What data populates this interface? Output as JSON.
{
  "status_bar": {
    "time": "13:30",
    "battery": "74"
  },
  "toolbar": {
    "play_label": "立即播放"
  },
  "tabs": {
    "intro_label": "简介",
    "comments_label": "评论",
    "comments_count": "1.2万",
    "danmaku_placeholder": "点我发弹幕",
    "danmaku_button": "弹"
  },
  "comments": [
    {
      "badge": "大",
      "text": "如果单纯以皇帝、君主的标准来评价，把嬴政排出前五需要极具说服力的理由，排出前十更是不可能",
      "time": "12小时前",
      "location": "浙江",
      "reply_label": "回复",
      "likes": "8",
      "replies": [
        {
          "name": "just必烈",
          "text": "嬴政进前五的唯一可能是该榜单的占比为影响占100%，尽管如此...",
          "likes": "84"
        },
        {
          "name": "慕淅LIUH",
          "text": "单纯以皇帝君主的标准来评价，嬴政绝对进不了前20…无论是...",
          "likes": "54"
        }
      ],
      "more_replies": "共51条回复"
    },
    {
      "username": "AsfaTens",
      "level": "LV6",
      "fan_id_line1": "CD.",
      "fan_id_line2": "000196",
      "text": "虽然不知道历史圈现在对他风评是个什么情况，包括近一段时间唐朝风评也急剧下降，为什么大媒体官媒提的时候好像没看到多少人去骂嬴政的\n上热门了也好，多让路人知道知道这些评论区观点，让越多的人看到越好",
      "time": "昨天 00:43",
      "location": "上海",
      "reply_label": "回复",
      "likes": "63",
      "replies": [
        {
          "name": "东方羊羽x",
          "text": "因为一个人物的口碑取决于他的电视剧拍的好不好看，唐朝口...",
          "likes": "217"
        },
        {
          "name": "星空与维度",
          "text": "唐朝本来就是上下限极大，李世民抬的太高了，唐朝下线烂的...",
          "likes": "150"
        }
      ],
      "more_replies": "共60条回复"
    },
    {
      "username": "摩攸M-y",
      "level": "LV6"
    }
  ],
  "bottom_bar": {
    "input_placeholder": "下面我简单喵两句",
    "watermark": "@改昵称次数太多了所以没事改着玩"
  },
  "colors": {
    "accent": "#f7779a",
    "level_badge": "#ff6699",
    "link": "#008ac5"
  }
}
============
• [DESCRIPTION OF THE TASK] Copy out the whole listing exactly as written.

• [COMPLETE ANSWER]
What data populates this interface? Output as JSON.
{
  "status_bar": {
    "time": "13:30",
    "battery": "74"
  },
  "toolbar": {
    "play_label": "立即播放"
  },
  "tabs": {
    "intro_label": "简介",
    "comments_label": "评论",
    "comments_count": "1.2万",
    "danmaku_placeholder": "点我发弹幕",
    "danmaku_button": "弹"
  },
  "comments": [
    {
      "badge": "大",
      "text": "如果单纯以皇帝、君主的标准来评价，把嬴政排出前五需要极具说服力的理由，排出前十更是不可能",
      "time": "12小时前",
      "location": "浙江",
      "reply_label": "回复",
      "likes": "8",
      "replies": [
        {
          "name": "just必烈",
          "text": "嬴政进前五的唯一可能是该榜单的占比为影响占100%，尽管如此...",
          "likes": "84"
        },
        {
          "name": "慕淅LIUH",
          "text": "单纯以皇帝君主的标准来评价，嬴政绝对进不了前20…无论是...",
          "likes": "54"
        }
      ],
      "more_replies": "共51条回复"
    },
    {
      "username": "AsfaTens",
      "level": "LV6",
      "fan_id_line1": "CD.",
      "fan_id_line2": "000196",
      "text": "虽然不知道历史圈现在对他风评是个什么情况，包括近一段时间唐朝风评也急剧下降，为什么大媒体官媒提的时候好像没看到多少人去骂嬴政的\n上热门了也好，多让路人知道知道这些评论区观点，让越多的人看到越好",
      "time": "昨天 00:43",
      "location": "上海",
      "reply_label": "回复",
      "likes": "63",
      "replies": [
        {
          "name": "东方羊羽x",
          "text": "因为一个人物的口碑取决于他的电视剧拍的好不好看，唐朝口...",
          "likes": "217"
        },
        {
          "name": "星空与维度",
          "text": "唐朝本来就是上下限极大，李世民抬的太高了，唐朝下线烂的...",
          "likes": "150"
        }
      ],
      "more_replies": "共60条回复"
    },
    {
      "username": "摩攸M-y",
      "level": "LV6"
    }
  ],
  "bottom_bar": {
    "input_placeholder": "下面我简单喵两句",
    "watermark": "@改昵称次数太多了所以没事改着玩"
  },
  "colors": {
    "accent": "#f7779a",
    "level_badge": "#ff6699",
    "link": "#008ac5"
  }
}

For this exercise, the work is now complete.